# Directive
Output every line of the data exactly as it appears.

--- Start Input for this task ---

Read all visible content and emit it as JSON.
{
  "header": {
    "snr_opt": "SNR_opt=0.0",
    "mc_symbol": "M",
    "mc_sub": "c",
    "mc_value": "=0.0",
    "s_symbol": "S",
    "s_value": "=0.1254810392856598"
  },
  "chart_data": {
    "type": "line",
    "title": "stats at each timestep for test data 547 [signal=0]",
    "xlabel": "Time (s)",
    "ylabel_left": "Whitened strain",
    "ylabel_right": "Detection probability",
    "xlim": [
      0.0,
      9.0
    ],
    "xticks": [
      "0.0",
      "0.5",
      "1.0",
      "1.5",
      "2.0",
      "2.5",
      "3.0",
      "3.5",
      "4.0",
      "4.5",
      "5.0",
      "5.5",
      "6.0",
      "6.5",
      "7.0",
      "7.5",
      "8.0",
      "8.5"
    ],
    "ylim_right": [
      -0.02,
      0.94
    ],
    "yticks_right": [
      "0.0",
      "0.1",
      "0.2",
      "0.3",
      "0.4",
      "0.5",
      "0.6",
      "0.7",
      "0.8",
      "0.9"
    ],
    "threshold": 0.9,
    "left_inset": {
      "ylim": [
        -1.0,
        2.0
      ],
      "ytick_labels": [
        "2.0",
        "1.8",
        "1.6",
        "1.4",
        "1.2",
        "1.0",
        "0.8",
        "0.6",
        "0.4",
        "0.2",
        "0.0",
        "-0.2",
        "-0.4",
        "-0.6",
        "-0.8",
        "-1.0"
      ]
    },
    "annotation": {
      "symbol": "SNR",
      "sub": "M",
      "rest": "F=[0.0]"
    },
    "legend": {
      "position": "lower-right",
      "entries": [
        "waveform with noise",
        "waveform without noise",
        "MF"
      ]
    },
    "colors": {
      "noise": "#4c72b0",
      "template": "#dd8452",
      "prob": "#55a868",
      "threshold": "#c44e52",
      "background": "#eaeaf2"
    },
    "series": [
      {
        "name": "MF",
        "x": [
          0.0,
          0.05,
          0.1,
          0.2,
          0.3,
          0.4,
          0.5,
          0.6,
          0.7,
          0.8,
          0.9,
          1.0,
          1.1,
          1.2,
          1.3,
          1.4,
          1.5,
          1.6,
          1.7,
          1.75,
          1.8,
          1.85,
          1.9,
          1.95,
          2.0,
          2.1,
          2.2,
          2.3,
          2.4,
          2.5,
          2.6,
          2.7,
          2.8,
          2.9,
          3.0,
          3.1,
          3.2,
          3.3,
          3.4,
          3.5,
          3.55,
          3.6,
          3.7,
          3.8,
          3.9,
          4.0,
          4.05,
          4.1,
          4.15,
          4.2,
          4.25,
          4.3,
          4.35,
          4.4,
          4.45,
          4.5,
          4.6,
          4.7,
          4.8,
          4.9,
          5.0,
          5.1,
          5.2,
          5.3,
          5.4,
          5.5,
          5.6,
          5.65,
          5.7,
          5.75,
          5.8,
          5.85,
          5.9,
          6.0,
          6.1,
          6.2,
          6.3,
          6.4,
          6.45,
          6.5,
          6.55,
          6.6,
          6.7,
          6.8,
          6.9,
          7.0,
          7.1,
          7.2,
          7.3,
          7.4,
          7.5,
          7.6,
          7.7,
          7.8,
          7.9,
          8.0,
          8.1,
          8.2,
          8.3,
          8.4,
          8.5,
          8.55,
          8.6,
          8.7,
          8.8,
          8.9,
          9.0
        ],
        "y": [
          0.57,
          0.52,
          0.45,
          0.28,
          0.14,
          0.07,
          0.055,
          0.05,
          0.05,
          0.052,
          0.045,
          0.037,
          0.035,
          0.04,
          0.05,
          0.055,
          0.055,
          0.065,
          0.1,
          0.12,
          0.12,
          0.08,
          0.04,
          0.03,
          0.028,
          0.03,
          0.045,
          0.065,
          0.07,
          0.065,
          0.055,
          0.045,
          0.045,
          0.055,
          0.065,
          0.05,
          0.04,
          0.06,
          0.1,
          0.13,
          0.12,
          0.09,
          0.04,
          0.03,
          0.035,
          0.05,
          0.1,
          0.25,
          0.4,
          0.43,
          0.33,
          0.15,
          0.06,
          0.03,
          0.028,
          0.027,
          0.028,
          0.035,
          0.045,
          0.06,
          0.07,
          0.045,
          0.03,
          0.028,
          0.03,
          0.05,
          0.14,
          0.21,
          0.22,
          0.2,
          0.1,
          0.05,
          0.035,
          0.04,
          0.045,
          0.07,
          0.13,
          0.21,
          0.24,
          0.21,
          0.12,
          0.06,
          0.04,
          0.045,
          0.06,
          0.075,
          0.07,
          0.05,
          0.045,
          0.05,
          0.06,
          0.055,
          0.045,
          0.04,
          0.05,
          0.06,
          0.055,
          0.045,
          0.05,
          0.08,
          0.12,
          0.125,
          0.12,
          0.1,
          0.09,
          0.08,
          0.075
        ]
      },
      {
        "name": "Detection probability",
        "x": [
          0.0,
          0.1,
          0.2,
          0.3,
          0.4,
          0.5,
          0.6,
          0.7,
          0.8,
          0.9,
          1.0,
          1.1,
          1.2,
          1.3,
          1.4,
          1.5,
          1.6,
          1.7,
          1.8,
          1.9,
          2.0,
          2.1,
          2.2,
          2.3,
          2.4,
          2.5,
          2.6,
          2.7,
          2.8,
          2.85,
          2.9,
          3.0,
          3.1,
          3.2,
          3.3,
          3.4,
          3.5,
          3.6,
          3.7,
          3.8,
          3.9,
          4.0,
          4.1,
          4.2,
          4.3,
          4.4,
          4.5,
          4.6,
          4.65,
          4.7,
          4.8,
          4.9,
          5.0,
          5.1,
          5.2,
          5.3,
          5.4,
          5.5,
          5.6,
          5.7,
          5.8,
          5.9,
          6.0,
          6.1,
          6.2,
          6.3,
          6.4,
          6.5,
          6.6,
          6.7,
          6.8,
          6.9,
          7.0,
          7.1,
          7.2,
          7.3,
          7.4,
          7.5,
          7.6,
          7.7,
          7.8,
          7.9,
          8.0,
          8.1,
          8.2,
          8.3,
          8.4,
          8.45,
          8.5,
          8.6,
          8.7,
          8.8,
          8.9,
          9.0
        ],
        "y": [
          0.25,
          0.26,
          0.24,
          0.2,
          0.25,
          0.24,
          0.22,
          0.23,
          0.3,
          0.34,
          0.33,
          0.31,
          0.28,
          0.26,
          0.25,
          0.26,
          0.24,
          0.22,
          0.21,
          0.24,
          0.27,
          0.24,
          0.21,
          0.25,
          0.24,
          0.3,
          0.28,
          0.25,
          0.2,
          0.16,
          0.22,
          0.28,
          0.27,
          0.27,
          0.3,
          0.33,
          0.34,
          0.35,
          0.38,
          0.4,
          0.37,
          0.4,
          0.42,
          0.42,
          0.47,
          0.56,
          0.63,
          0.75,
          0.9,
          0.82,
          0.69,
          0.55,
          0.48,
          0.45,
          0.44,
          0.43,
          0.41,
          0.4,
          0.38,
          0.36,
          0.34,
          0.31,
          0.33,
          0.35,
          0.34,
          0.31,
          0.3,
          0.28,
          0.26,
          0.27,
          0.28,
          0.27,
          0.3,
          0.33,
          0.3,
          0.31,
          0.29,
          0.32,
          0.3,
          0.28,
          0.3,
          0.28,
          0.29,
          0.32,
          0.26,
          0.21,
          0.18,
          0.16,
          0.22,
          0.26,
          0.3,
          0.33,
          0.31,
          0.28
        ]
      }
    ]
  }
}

--- End Input for this task ---

# Answer to the task
Read all visible content and emit it as JSON.
{
  "header": {
    "snr_opt": "SNR_opt=0.0",
    "mc_symbol": "M",
    "mc_sub": "c",
    "mc_value": "=0.0",
    "s_symbol": "S",
    "s_value": "=0.1254810392856598"
  },
  "chart_data": {
    "type": "line",
    "title": "stats at each timestep for test data 547 [signal=0]",
    "xlabel": "Time (s)",
    "ylabel_left": "Whitened strain",
    "ylabel_right": "Detection probability",
    "xlim": [
      0.0,
      9.0
    ],
    "xticks": [
      "0.0",
      "0.5",
      "1.0",
      "1.5",
      "2.0",
      "2.5",
      "3.0",
      "3.5",
      "4.0",
      "4.5",
      "5.0",
      "5.5",
      "6.0",
      "6.5",
      "7.0",
      "7.5",
      "8.0",
      "8.5"
    ],
    "ylim_right": [
      -0.02,
      0.94
    ],
    "yticks_right": [
      "0.0",
      "0.1",
      "0.2",
      "0.3",
      "0.4",
      "0.5",
      "0.6",
      "0.7",
      "0.8",
      "0.9"
    ],
    "threshold": 0.9,
    "left_inset": {
      "ylim": [
        -1.0,
        2.0
      ],
      "ytick_labels": [
        "2.0",
        "1.8",
        "1.6",
        "1.4",
        "1.2",
        "1.0",
        "0.8",
        "0.6",
        "0.4",
        "0.2",
        "0.0",
        "-0.2",
        "-0.4",
        "-0.6",
        "-0.8",
        "-1.0"
      ]
    },
    "annotation": {
      "symbol": "SNR",
      "sub": "M",
      "rest": "F=[0.0]"
    },
    "legend": {
      "position": "lower-right",
      "entries": [
        "waveform with noise",
        "waveform without noise",
        "MF"
      ]
    },
    "colors": {
      "noise": "#4c72b0",
      "template": "#dd8452",
      "prob": "#55a868",
      "threshold": "#c44e52",
      "background": "#eaeaf2"
    },
    "series": [
      {
        "name": "MF",
        "x": [
          0.0,
          0.05,
          0.1,
          0.2,
          0.3,
          0.4,
          0.5,
          0.6,
          0.7,
          0.8,
          0.9,
          1.0,
          1.1,
          1.2,
          1.3,
          1.4,
          1.5,
          1.6,
          1.7,
          1.75,
          1.8,
          1.85,
          1.9,
          1.95,
          2.0,
          2.1,
          2.2,
          2.3,
          2.4,
          2.5,
          2.6,
          2.7,
          2.8,
          2.9,
          3.0,
          3.1,
          3.2,
          3.3,
          3.4,
          3.5,
          3.55,
          3.6,
          3.7,
          3.8,
          3.9,
          4.0,
          4.05,
          4.1,
          4.15,
          4.2,
          4.25,
          4.3,
          4.35,
          4.4,
          4.45,
          4.5,
          4.6,
          4.7,
          4.8,
          4.9,
          5.0,
          5.1,
          5.2,
          5.3,
          5.4,
          5.5,
          5.6,
          5.65,
          5.7,
          5.75,
          5.8,
          5.85,
          5.9,
          6.0,
          6.1,
          6.2,
          6.3,
          6.4,
          6.45,
          6.5,
          6.55,
          6.6,
          6.7,
          6.8,
          6.9,
          7.0,
          7.1,
          7.2,
          7.3,
          7.4,
          7.5,
          7.6,
          7.7,
          7.8,
          7.9,
          8.0,
          8.1,
          8.2,
          8.3,
          8.4,
          8.5,
          8.55,
          8.6,
          8.7,
          8.8,
          8.9,
          9.0
        ],
        "y": [
          0.57,
          0.52,
          0.45,
          0.28,
          0.14,
          0.07,
          0.055,
          0.05,
          0.05,
          0.052,
          0.045,
          0.037,
          0.035,
          0.04,
          0.05,
          0.055,
          0.055,
          0.065,
          0.1,
          0.12,
          0.12,
          0.08,
          0.04,
          0.03,
          0.028,
          0.03,
          0.045,
          0.065,
          0.07,
          0.065,
          0.055,
          0.045,
          0.045,
          0.055,
          0.065,
          0.05,
          0.04,
          0.06,
          0.1,
          0.13,
          0.12,
          0.09,
          0.04,
          0.03,
          0.035,
          0.05,
          0.1,
          0.25,
          0.4,
          0.43,
          0.33,
          0.15,
          0.06,
          0.03,
          0.028,
          0.027,
          0.028,
          0.035,
          0.045,
          0.06,
          0.07,
          0.045,
          0.03,
          0.028,
          0.03,
          0.05,
          0.14,
          0.21,
          0.22,
          0.2,
          0.1,
          0.05,
          0.035,
          0.04,
          0.045,
          0.07,
          0.13,
          0.21,
          0.24,
          0.21,
          0.12,
          0.06,
          0.04,
          0.045,
          0.06,
          0.075,
          0.07,
          0.05,
          0.045,
          0.05,
          0.06,
          0.055,
          0.045,
          0.04,
          0.05,
          0.06,
          0.055,
          0.045,
          0.05,
          0.08,
          0.12,
          0.125,
          0.12,
          0.1,
          0.09,
          0.08,
          0.075
        ]
      },
      {
        "name": "Detection probability",
        "x": [
          0.0,
          0.1,
          0.2,
          0.3,
          0.4,
          0.5,
          0.6,
          0.7,
          0.8,
          0.9,
          1.0,
          1.1,
          1.2,
          1.3,
          1.4,
          1.5,
          1.6,
          1.7,
          1.8,
          1.9,
          2.0,
          2.1,
          2.2,
          2.3,
          2.4,
          2.5,
          2.6,
          2.7,
          2.8,
          2.85,
          2.9,
          3.0,
          3.1,
          3.2,
          3.3,
          3.4,
          3.5,
          3.6,
          3.7,
          3.8,
          3.9,
          4.0,
          4.1,
          4.2,
          4.3,
          4.4,
          4.5,
          4.6,
          4.65,
          4.7,
          4.8,
          4.9,
          5.0,
          5.1,
          5.2,
          5.3,
          5.4,
          5.5,
          5.6,
          5.7,
          5.8,
          5.9,
          6.0,
          6.1,
          6.2,
          6.3,
          6.4,
          6.5,
          6.6,
          6.7,
          6.8,
          6.9,
          7.0,
          7.1,
          7.2,
          7.3,
          7.4,
          7.5,
          7.6,
          7.7,
          7.8,
          7.9,
          8.0,
          8.1,
          8.2,
          8.3,
          8.4,
          8.45,
          8.5,
          8.6,
          8.7,
          8.8,
          8.9,
          9.0
        ],
        "y": [
          0.25,
          0.26,
          0.24,
          0.2,
          0.25,
          0.24,
          0.22,
          0.23,
          0.3,
          0.34,
          0.33,
          0.31,
          0.28,
          0.26,
          0.25,
          0.26,
          0.24,
          0.22,
          0.21,
          0.24,
          0.27,
          0.24,
          0.21,
          0.25,
          0.24,
          0.3,
          0.28,
          0.25,
          0.2,
          0.16,
          0.22,
          0.28,
          0.27,
          0.27,
          0.3,
          0.33,
          0.34,
          0.35,
          0.38,
          0.4,
          0.37,
          0.4,
          0.42,
          0.42,
          0.47,
          0.56,
          0.63,
          0.75,
          0.9,
          0.82,
          0.69,
          0.55,
          0.48,
          0.45,
          0.44,
          0.43,
          0.41,
          0.4,
          0.38,
          0.36,
          0.34,
          0.31,
          0.33,
          0.35,
          0.34,
          0.31,
          0.3,
          0.28,
          0.26,
          0.27,
          0.28,
          0.27,
          0.3,
          0.33,
          0.3,
          0.31,
          0.29,
          0.32,
          0.3,
          0.28,
          0.3,
          0.28,
          0.29,
          0.32,
          0.26,
          0.21,
          0.18,
          0.16,
          0.22,
          0.26,
          0.3,
          0.33,
          0.31,
          0.28
        ]
      }
    ]
  }
}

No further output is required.